:: Input data
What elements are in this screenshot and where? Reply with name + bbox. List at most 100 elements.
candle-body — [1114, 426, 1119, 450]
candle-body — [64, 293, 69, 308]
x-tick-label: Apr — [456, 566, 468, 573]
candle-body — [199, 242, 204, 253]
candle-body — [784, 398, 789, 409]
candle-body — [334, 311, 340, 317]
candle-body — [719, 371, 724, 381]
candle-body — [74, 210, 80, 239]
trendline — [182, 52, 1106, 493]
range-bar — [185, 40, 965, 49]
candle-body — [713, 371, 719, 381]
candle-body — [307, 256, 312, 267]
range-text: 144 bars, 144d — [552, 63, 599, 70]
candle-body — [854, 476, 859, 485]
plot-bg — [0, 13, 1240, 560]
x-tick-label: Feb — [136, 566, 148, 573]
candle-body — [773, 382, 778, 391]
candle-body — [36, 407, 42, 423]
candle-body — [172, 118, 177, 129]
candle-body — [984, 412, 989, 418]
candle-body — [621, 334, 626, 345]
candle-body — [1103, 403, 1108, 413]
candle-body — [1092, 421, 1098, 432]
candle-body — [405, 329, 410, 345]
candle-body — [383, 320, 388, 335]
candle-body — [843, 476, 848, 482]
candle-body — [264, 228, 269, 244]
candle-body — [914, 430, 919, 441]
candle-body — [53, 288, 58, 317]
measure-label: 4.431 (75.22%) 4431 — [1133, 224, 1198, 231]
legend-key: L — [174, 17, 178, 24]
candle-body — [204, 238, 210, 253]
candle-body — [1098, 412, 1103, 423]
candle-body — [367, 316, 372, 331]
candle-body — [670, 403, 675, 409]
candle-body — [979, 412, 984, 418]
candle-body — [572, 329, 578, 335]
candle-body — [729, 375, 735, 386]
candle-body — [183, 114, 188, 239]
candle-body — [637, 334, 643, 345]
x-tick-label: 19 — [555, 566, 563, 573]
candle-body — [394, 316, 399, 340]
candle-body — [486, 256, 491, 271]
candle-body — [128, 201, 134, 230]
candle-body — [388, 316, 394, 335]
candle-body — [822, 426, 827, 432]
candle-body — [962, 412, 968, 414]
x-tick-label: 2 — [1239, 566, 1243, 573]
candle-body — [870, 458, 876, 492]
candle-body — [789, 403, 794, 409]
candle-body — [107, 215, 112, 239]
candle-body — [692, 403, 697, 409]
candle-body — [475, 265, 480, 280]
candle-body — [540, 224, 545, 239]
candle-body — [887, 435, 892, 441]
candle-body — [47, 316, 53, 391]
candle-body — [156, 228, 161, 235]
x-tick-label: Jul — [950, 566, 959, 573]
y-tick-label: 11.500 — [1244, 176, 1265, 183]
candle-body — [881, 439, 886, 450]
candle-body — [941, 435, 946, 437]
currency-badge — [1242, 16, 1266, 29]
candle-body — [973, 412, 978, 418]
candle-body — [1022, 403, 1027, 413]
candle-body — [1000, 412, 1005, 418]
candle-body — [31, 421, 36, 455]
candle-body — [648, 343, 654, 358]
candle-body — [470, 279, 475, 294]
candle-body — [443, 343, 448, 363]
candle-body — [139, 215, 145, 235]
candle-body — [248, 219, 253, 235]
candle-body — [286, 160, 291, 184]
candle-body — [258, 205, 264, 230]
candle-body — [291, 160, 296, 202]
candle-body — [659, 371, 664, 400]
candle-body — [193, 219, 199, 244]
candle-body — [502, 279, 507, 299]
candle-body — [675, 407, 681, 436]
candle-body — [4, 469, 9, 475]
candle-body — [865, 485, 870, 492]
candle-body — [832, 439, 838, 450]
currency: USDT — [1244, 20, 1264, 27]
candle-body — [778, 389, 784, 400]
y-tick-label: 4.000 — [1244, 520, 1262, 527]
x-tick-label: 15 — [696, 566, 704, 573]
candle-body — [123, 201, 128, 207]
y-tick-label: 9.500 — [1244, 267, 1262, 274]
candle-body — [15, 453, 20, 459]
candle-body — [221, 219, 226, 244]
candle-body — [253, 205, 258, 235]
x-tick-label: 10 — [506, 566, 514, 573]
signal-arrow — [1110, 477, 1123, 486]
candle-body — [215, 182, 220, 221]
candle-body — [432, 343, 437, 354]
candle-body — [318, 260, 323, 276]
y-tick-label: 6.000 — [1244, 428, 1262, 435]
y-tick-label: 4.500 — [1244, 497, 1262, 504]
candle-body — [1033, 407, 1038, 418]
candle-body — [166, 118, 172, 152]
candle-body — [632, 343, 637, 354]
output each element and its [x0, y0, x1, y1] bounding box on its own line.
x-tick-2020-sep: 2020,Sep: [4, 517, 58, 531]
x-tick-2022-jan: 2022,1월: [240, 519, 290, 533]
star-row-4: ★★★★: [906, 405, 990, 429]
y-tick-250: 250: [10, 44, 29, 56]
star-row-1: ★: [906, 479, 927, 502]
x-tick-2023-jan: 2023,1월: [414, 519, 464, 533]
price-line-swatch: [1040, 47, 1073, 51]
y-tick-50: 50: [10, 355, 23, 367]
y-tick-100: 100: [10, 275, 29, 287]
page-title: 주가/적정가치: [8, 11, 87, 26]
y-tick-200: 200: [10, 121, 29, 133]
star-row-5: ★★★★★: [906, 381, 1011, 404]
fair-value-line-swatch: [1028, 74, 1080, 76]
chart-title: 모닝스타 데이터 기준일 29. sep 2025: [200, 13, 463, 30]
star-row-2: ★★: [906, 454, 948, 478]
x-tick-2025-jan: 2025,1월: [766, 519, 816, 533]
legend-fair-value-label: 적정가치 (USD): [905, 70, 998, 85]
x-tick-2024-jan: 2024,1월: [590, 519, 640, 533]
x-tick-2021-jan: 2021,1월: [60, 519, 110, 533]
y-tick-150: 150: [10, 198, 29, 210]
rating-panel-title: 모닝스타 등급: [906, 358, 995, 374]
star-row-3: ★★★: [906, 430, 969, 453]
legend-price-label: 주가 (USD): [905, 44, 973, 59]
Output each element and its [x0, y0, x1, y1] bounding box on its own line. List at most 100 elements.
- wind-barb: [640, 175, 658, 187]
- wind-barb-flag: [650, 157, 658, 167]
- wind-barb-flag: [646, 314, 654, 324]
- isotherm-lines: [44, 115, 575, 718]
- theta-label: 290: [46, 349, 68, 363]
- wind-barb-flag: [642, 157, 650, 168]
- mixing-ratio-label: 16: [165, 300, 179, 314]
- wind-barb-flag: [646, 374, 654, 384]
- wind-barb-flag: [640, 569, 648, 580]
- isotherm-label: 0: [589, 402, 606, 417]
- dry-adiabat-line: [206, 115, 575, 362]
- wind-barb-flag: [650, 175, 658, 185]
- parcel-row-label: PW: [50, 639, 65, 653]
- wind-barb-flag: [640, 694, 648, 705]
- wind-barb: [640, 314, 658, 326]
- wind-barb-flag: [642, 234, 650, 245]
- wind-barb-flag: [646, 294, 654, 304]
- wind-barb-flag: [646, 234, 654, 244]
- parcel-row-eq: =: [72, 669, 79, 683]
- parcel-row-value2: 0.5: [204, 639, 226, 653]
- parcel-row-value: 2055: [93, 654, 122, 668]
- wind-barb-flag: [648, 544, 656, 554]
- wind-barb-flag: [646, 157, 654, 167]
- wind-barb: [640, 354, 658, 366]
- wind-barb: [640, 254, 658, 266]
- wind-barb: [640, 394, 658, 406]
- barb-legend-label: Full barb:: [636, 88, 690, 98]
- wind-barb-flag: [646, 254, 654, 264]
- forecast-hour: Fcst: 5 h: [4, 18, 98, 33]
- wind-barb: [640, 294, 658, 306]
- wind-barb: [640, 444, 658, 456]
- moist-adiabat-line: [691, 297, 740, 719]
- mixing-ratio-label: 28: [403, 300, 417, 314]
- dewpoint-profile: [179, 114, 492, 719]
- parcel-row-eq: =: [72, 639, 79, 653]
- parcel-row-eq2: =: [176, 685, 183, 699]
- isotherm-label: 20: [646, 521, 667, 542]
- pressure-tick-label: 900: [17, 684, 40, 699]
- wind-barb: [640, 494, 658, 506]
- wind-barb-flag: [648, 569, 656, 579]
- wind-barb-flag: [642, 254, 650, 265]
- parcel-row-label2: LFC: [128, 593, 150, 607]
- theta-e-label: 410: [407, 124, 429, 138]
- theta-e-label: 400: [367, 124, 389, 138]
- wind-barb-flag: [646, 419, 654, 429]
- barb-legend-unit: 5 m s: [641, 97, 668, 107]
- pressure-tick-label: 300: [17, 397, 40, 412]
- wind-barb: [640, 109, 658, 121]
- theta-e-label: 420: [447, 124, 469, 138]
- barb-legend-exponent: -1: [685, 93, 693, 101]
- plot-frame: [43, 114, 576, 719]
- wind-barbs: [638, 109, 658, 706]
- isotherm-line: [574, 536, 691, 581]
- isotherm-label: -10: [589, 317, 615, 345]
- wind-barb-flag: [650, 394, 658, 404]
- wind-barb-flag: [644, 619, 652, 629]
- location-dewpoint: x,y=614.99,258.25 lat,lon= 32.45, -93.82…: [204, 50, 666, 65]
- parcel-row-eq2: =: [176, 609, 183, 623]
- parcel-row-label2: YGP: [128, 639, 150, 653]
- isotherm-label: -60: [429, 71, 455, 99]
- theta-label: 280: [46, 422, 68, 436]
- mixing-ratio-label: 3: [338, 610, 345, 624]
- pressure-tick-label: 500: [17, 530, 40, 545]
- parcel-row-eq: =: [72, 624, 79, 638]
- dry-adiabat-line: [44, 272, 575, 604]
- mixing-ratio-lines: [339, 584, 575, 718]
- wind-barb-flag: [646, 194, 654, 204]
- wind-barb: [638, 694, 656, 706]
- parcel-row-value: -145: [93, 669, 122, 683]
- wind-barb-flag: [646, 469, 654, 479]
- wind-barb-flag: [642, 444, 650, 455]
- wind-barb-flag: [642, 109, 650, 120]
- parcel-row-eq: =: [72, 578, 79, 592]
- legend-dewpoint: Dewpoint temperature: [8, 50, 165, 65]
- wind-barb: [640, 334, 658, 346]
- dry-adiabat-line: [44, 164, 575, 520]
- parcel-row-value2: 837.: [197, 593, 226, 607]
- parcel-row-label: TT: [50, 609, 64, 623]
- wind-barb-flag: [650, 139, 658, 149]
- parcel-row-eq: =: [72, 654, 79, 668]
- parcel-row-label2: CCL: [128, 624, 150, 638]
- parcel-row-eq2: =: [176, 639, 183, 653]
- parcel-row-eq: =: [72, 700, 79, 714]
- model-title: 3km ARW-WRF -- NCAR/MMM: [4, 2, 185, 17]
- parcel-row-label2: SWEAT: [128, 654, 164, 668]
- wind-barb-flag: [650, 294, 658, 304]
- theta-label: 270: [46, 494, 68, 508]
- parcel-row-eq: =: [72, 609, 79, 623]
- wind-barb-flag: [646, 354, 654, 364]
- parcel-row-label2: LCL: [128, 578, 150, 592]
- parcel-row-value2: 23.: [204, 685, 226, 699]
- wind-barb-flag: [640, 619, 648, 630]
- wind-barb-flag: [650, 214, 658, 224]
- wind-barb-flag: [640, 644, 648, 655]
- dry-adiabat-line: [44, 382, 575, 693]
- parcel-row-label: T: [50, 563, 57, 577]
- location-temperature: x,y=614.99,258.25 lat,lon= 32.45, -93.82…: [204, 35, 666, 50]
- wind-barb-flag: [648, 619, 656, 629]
::::
» The problem: Count the lines in the data above that contain the string "dewpoint". Reply with the number alone.

» Final result: 3